-- BEGIN Extracted entries --

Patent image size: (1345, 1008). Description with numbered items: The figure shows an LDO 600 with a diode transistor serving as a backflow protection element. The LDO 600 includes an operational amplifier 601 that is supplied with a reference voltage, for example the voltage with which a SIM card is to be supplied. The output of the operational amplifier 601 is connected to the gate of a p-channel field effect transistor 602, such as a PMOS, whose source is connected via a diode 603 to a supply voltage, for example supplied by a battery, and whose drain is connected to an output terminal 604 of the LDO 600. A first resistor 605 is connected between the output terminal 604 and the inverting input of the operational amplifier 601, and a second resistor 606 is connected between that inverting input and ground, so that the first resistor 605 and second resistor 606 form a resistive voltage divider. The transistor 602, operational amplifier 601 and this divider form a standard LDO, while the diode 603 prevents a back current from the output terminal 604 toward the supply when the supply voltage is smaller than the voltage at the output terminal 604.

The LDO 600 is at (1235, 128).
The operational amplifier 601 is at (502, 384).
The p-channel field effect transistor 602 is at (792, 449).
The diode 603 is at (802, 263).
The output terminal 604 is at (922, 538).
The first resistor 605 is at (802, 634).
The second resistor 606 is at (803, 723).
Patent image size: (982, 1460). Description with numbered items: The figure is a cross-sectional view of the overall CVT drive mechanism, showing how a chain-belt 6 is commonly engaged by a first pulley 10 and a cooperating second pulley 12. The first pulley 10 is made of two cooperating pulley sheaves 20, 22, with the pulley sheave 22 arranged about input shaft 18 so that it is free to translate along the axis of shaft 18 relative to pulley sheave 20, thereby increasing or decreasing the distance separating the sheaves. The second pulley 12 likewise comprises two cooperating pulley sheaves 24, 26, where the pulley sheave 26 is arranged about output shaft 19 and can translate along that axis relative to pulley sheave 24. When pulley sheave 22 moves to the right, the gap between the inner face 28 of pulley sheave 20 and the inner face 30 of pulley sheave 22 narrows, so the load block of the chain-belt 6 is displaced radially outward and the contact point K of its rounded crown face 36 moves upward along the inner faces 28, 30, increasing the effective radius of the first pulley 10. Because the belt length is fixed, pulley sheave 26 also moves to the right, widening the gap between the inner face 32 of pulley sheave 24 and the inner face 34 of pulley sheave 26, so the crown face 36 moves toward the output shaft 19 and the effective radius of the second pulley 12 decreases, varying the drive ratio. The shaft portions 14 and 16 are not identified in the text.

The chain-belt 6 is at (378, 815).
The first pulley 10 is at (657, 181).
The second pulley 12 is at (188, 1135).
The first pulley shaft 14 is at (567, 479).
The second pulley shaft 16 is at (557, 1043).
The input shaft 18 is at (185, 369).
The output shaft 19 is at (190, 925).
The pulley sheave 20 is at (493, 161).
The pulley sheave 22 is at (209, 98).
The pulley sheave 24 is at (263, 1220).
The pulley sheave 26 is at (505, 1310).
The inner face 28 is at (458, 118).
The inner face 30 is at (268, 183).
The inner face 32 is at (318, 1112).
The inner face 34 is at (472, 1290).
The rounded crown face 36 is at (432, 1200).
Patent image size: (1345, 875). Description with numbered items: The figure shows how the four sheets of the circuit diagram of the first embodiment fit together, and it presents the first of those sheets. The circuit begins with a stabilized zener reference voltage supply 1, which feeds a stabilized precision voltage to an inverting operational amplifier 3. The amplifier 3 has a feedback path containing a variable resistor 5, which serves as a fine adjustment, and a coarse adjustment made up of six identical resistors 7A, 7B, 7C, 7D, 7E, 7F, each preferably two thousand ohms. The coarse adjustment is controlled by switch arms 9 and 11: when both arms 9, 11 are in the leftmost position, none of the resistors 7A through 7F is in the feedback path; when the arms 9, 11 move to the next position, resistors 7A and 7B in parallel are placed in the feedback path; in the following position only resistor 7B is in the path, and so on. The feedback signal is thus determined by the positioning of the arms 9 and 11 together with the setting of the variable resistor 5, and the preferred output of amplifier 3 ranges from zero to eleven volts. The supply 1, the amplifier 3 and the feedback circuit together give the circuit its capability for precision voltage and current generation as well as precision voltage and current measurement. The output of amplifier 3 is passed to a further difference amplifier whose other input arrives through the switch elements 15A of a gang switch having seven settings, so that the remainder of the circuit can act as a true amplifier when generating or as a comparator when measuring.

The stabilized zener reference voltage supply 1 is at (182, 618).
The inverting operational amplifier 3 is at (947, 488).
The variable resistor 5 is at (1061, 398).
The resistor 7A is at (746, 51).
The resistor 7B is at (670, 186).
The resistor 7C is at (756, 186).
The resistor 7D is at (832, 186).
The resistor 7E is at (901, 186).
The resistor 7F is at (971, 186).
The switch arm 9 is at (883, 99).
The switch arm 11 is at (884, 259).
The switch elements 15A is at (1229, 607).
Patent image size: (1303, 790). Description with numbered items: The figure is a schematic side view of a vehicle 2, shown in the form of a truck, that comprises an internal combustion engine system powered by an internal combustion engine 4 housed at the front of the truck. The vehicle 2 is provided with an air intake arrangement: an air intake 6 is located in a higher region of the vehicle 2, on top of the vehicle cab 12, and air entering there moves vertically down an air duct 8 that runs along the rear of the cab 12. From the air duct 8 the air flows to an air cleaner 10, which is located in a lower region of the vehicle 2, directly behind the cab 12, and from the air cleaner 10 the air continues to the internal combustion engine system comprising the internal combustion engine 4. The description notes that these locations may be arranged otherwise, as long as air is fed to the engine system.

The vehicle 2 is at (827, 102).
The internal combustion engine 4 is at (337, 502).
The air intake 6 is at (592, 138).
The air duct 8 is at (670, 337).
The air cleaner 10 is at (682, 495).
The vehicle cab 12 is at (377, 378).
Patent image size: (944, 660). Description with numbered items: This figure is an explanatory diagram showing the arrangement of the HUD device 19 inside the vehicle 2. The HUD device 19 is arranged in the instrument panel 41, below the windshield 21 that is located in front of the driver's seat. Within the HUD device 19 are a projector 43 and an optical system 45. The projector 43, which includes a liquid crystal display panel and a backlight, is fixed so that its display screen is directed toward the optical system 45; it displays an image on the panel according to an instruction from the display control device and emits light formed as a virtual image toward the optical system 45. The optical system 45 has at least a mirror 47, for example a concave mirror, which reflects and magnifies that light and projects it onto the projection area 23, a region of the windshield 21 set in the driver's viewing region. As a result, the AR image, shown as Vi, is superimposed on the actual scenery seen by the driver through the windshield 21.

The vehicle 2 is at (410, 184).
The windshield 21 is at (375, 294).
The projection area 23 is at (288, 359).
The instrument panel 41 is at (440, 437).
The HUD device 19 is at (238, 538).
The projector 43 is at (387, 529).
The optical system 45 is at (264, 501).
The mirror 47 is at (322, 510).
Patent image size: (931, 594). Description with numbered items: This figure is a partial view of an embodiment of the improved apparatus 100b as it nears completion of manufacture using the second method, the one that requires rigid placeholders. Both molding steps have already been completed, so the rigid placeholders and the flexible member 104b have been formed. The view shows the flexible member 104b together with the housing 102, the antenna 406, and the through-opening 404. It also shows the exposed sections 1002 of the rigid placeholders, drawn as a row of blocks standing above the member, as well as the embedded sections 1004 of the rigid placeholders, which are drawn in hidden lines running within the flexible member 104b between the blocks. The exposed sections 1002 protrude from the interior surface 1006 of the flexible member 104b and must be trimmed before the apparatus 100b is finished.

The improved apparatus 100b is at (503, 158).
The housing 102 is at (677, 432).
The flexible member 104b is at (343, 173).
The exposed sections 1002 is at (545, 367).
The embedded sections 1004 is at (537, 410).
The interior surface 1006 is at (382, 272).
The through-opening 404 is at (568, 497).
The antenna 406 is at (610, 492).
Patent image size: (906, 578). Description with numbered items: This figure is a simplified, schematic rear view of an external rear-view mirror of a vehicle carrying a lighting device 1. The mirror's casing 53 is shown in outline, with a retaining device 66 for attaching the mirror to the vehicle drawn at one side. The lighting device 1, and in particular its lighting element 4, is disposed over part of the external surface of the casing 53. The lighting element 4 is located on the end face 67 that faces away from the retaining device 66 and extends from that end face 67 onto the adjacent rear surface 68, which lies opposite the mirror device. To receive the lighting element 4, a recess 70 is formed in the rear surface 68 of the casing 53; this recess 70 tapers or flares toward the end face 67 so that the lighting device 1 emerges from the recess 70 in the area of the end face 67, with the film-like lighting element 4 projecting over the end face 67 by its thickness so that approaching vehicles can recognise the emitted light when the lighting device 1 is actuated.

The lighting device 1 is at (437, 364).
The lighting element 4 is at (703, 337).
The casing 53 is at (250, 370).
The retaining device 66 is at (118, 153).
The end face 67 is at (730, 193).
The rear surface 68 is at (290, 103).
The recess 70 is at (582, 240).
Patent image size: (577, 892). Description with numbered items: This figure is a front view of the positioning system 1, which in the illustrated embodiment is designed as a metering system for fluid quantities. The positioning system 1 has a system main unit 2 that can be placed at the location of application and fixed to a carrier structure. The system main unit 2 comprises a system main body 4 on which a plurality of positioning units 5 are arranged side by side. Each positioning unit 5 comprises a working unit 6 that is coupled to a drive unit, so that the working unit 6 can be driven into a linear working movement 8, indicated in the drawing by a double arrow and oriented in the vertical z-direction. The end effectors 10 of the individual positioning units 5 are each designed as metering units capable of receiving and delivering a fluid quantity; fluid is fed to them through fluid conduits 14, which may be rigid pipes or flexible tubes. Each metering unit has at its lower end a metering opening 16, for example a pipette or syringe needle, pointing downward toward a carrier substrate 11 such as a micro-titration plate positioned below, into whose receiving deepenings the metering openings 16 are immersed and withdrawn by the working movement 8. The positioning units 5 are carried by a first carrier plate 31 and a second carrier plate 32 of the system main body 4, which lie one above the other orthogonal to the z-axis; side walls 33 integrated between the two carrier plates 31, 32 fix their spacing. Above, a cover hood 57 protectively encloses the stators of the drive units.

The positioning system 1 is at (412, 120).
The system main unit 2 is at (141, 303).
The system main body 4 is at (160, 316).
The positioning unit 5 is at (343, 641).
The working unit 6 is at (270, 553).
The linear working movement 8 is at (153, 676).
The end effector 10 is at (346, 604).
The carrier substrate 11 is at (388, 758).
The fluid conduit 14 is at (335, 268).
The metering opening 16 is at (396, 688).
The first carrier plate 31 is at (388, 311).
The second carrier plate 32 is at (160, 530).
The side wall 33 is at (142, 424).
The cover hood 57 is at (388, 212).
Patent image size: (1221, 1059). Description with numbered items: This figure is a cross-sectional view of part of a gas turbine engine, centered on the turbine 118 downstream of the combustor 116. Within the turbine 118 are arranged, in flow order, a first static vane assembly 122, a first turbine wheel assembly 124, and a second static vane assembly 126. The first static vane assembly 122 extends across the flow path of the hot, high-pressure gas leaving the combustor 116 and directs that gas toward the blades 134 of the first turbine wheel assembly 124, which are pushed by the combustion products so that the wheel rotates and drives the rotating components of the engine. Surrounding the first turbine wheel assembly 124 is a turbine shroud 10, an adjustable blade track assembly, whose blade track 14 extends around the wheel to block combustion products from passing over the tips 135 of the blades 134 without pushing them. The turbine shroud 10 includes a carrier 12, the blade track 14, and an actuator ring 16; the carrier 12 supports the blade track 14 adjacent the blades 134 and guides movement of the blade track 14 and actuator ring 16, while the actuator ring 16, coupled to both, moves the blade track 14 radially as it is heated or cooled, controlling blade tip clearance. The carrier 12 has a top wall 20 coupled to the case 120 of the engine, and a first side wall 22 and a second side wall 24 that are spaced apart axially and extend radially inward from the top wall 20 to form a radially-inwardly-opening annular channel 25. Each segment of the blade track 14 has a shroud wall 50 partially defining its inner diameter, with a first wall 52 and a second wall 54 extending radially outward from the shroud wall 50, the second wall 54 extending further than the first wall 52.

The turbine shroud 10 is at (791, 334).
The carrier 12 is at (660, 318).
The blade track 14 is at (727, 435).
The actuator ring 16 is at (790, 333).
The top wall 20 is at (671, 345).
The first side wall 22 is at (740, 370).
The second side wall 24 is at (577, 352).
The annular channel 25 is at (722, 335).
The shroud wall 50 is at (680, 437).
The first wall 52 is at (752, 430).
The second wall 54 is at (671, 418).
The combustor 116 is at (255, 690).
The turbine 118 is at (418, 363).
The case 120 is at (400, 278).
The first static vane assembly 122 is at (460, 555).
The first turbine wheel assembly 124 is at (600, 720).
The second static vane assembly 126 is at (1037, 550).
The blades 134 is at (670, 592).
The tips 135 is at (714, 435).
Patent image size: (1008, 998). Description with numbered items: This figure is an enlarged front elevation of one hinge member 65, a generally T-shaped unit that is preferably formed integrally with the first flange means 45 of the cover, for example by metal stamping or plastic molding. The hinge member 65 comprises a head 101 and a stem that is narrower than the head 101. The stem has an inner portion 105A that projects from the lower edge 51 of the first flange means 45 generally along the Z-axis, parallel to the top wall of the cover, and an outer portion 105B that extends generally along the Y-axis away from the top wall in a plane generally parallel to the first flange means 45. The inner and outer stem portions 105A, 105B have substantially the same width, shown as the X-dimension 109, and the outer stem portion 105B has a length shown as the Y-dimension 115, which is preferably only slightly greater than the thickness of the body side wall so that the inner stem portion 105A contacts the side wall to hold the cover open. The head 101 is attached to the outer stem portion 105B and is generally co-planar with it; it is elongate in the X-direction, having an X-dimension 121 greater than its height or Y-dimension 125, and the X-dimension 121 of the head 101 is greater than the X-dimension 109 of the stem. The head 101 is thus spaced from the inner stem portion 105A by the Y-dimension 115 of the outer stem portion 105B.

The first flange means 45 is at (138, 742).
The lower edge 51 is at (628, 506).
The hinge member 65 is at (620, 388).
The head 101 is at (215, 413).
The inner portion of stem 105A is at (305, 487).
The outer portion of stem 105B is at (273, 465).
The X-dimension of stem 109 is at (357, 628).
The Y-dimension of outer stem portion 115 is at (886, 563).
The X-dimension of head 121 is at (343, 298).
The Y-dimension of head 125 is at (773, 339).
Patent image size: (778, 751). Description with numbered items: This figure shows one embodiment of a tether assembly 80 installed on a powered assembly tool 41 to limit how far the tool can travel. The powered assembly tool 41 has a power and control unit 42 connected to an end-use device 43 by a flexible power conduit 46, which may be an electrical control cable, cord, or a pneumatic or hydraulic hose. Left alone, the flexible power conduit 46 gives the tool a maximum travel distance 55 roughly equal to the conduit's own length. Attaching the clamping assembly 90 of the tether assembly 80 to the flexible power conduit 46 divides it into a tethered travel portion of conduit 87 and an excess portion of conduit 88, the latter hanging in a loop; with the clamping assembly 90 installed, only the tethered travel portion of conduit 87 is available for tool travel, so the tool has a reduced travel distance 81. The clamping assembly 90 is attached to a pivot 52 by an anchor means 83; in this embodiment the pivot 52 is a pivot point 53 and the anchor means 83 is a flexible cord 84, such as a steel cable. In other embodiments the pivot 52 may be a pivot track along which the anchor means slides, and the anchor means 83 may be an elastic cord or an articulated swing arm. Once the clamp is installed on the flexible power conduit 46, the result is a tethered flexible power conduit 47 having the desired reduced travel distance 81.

-- END Extracted entries --

→ **Your objective**
Return each line of the listing that contains the word "lighting", copied in full.

→ **Output**
Patent image size: (906, 578). Description with numbered items: This figure is a simplified, schematic rear view of an external rear-view mirror of a vehicle carrying a lighting device 1. The mirror's casing 53 is shown in outline, with a retaining device 66 for attaching the mirror to the vehicle drawn at one side. The lighting device 1, and in particular its lighting element 4, is disposed over part of the external surface of the casing 53. The lighting element 4 is located on the end face 67 that faces away from the retaining device 66 and extends from that end face 67 onto the adjacent rear surface 68, which lies opposite the mirror device. To receive the lighting element 4, a recess 70 is formed in the rear surface 68 of the casing 53; this recess 70 tapers or flares toward the end face 67 so that the lighting device 1 emerges from the recess 70 in the area of the end face 67, with the film-like lighting element 4 projecting over the end face 67 by its thickness so that approaching vehicles can recognise the emitted light when the lighting device 1 is actuated.
The lighting device 1 is at (437, 364).
The lighting element 4 is at (703, 337).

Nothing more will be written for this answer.